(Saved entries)
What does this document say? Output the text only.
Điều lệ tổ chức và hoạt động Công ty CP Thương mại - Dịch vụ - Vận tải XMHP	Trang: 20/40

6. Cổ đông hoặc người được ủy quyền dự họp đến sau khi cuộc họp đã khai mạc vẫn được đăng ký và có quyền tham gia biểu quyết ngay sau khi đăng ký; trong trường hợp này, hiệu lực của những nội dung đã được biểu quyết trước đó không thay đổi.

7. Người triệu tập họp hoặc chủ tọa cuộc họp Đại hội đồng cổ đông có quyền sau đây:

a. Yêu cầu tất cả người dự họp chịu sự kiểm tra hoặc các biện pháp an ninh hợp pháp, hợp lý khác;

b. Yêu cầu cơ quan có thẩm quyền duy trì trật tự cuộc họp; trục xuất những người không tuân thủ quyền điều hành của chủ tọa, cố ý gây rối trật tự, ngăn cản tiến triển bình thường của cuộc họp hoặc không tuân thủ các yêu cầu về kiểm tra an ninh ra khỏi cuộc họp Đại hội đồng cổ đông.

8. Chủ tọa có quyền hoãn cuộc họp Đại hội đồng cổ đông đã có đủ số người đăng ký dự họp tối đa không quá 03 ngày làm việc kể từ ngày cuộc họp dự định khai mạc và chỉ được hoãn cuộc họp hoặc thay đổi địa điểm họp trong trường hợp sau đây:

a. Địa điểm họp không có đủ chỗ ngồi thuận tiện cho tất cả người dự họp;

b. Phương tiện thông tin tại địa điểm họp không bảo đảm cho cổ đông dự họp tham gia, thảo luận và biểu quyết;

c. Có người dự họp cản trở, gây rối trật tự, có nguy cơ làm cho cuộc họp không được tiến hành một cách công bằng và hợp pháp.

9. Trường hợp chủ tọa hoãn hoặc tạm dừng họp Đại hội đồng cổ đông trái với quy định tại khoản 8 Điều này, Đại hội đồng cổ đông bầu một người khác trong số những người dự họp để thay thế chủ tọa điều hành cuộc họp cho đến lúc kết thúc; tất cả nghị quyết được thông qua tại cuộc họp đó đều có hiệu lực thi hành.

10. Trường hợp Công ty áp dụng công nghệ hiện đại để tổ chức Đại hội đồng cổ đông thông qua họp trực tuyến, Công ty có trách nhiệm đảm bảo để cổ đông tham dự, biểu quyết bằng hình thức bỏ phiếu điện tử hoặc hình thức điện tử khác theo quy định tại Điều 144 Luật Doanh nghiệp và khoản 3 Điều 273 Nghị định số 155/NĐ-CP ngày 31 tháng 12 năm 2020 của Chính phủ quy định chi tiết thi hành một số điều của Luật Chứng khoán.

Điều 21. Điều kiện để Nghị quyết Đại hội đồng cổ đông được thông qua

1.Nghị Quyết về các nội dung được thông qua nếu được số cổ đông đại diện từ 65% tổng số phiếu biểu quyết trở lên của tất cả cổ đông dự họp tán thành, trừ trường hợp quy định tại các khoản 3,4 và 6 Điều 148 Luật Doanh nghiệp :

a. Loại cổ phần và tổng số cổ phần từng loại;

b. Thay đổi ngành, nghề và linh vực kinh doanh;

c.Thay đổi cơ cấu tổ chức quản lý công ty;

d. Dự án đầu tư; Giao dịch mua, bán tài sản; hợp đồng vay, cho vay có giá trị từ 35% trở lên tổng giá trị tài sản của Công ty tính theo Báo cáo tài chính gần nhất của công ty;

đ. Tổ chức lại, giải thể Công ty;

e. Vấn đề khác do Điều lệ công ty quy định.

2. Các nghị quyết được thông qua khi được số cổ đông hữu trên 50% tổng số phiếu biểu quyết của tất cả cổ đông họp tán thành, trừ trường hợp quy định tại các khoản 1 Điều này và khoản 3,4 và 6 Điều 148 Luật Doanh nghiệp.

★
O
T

_Task_
Show all lines from the data above in which the word "pháp" appears.

_Complete response_
a. Yêu cầu tất cả người dự họp chịu sự kiểm tra hoặc các biện pháp an ninh hợp pháp, hợp lý khác;
c. Có người dự họp cản trở, gây rối trật tự, có nguy cơ làm cho cuộc họp không được tiến hành một cách công bằng và hợp pháp.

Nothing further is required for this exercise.